Task to complete –
Reproduce every one of the following items line for line, without altering any wording, number, or punctuation.
━━━━━━
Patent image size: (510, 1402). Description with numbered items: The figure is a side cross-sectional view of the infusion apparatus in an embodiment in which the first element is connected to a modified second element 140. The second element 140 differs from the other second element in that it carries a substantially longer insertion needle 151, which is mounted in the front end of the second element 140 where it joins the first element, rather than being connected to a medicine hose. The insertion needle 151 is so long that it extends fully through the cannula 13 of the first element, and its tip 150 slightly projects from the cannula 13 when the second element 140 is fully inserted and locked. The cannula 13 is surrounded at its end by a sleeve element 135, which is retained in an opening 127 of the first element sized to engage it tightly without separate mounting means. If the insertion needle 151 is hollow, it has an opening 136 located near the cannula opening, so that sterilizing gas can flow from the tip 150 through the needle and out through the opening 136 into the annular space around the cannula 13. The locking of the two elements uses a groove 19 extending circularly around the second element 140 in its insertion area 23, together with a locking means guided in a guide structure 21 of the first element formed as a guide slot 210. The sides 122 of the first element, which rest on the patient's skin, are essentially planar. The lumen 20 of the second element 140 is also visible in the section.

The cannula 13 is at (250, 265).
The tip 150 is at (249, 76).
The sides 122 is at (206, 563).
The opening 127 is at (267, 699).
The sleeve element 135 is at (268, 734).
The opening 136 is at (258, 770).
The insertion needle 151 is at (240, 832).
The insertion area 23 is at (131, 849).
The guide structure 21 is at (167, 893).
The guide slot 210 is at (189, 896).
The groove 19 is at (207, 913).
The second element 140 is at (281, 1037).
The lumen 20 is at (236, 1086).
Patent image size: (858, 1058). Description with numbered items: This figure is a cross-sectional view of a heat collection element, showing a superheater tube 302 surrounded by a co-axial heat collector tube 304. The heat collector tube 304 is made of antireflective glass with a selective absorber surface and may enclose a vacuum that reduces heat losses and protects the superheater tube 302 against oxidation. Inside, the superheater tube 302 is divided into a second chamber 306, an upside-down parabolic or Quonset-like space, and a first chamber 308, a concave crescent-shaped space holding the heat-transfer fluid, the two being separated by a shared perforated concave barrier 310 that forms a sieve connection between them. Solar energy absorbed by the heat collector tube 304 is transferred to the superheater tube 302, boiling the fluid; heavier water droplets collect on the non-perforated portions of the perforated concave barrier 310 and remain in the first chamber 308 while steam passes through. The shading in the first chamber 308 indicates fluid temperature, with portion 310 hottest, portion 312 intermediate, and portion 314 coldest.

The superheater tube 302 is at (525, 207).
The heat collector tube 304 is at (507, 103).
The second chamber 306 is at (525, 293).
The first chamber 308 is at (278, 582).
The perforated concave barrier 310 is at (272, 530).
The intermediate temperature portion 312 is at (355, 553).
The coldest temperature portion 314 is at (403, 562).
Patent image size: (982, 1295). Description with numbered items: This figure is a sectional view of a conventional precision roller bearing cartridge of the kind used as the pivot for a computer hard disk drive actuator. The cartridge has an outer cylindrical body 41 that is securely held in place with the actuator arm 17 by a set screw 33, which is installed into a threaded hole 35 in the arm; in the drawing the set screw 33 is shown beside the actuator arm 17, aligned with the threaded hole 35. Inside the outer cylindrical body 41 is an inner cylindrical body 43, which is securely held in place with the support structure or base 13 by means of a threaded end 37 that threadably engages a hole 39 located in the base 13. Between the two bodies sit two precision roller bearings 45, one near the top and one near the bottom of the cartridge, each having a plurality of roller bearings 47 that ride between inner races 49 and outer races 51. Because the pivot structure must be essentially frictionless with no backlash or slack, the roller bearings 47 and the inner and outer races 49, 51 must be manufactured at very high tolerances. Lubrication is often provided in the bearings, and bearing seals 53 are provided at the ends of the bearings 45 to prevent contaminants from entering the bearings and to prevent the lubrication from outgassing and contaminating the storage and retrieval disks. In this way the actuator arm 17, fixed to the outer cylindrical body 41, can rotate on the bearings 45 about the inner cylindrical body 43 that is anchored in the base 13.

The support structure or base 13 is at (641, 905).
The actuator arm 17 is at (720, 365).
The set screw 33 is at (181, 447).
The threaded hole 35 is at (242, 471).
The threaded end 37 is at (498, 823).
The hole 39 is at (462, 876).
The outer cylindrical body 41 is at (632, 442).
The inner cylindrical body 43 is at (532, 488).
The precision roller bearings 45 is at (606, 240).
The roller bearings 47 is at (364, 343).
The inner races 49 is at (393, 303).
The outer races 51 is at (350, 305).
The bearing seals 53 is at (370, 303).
━━━━━━
Task output –
Patent image size: (510, 1402). Description with numbered items: The figure is a side cross-sectional view of the infusion apparatus in an embodiment in which the first element is connected to a modified second element 140. The second element 140 differs from the other second element in that it carries a substantially longer insertion needle 151, which is mounted in the front end of the second element 140 where it joins the first element, rather than being connected to a medicine hose. The insertion needle 151 is so long that it extends fully through the cannula 13 of the first element, and its tip 150 slightly projects from the cannula 13 when the second element 140 is fully inserted and locked. The cannula 13 is surrounded at its end by a sleeve element 135, which is retained in an opening 127 of the first element sized to engage it tightly without separate mounting means. If the insertion needle 151 is hollow, it has an opening 136 located near the cannula opening, so that sterilizing gas can flow from the tip 150 through the needle and out through the opening 136 into the annular space around the cannula 13. The locking of the two elements uses a groove 19 extending circularly around the second element 140 in its insertion area 23, together with a locking means guided in a guide structure 21 of the first element formed as a guide slot 210. The sides 122 of the first element, which rest on the patient's skin, are essentially planar. The lumen 20 of the second element 140 is also visible in the section.

The cannula 13 is at (250, 265).
The tip 150 is at (249, 76).
The sides 122 is at (206, 563).
The opening 127 is at (267, 699).
The sleeve element 135 is at (268, 734).
The opening 136 is at (258, 770).
The insertion needle 151 is at (240, 832).
The insertion area 23 is at (131, 849).
The guide structure 21 is at (167, 893).
The guide slot 210 is at (189, 896).
The groove 19 is at (207, 913).
The second element 140 is at (281, 1037).
The lumen 20 is at (236, 1086).
Patent image size: (858, 1058). Description with numbered items: This figure is a cross-sectional view of a heat collection element, showing a superheater tube 302 surrounded by a co-axial heat collector tube 304. The heat collector tube 304 is made of antireflective glass with a selective absorber surface and may enclose a vacuum that reduces heat losses and protects the superheater tube 302 against oxidation. Inside, the superheater tube 302 is divided into a second chamber 306, an upside-down parabolic or Quonset-like space, and a first chamber 308, a concave crescent-shaped space holding the heat-transfer fluid, the two being separated by a shared perforated concave barrier 310 that forms a sieve connection between them. Solar energy absorbed by the heat collector tube 304 is transferred to the superheater tube 302, boiling the fluid; heavier water droplets collect on the non-perforated portions of the perforated concave barrier 310 and remain in the first chamber 308 while steam passes through. The shading in the first chamber 308 indicates fluid temperature, with portion 310 hottest, portion 312 intermediate, and portion 314 coldest.

The superheater tube 302 is at (525, 207).
The heat collector tube 304 is at (507, 103).
The second chamber 306 is at (525, 293).
The first chamber 308 is at (278, 582).
The perforated concave barrier 310 is at (272, 530).
The intermediate temperature portion 312 is at (355, 553).
The coldest temperature portion 314 is at (403, 562).
Patent image size: (982, 1295). Description with numbered items: This figure is a sectional view of a conventional precision roller bearing cartridge of the kind used as the pivot for a computer hard disk drive actuator. The cartridge has an outer cylindrical body 41 that is securely held in place with the actuator arm 17 by a set screw 33, which is installed into a threaded hole 35 in the arm; in the drawing the set screw 33 is shown beside the actuator arm 17, aligned with the threaded hole 35. Inside the outer cylindrical body 41 is an inner cylindrical body 43, which is securely held in place with the support structure or base 13 by means of a threaded end 37 that threadably engages a hole 39 located in the base 13. Between the two bodies sit two precision roller bearings 45, one near the top and one near the bottom of the cartridge, each having a plurality of roller bearings 47 that ride between inner races 49 and outer races 51. Because the pivot structure must be essentially frictionless with no backlash or slack, the roller bearings 47 and the inner and outer races 49, 51 must be manufactured at very high tolerances. Lubrication is often provided in the bearings, and bearing seals 53 are provided at the ends of the bearings 45 to prevent contaminants from entering the bearings and to prevent the lubrication from outgassing and contaminating the storage and retrieval disks. In this way the actuator arm 17, fixed to the outer cylindrical body 41, can rotate on the bearings 45 about the inner cylindrical body 43 that is anchored in the base 13.

The support structure or base 13 is at (641, 905).
The actuator arm 17 is at (720, 365).
The set screw 33 is at (181, 447).
The threaded hole 35 is at (242, 471).
The threaded end 37 is at (498, 823).
The hole 39 is at (462, 876).
The outer cylindrical body 41 is at (632, 442).
The inner cylindrical body 43 is at (532, 488).
The precision roller bearings 45 is at (606, 240).
The roller bearings 47 is at (364, 343).
The inner races 49 is at (393, 303).
The outer races 51 is at (350, 305).
The bearing seals 53 is at (370, 303).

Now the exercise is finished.